**TO DO**
Every entry that follows should be reproduced exactly.

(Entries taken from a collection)

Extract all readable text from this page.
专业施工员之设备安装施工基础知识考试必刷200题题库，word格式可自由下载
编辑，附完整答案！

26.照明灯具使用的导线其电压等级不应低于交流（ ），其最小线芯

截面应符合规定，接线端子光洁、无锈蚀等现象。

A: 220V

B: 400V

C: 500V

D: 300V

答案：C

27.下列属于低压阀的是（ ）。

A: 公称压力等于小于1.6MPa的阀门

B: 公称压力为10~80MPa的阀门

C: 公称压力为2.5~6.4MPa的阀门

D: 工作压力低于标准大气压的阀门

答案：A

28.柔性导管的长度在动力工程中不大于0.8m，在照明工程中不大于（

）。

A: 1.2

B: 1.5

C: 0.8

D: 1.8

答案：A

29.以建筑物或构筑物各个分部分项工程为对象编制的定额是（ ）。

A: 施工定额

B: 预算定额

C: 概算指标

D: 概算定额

**OUTPUT OF THE EXERCISE**
Extract all readable text from this page.
专业施工员之设备安装施工基础知识考试必刷200题题库，word格式可自由下载
编辑，附完整答案！

26.照明灯具使用的导线其电压等级不应低于交流（ ），其最小线芯

截面应符合规定，接线端子光洁、无锈蚀等现象。

A: 220V

B: 400V

C: 500V

D: 300V

答案：C

27.下列属于低压阀的是（ ）。

A: 公称压力等于小于1.6MPa的阀门

B: 公称压力为10~80MPa的阀门

C: 公称压力为2.5~6.4MPa的阀门

D: 工作压力低于标准大气压的阀门

答案：A

28.柔性导管的长度在动力工程中不大于0.8m，在照明工程中不大于（

）。

A: 1.2

B: 1.5

C: 0.8

D: 1.8

答案：A

29.以建筑物或构筑物各个分部分项工程为对象编制的定额是（ ）。

A: 施工定额

B: 预算定额

C: 概算指标

D: 概算定额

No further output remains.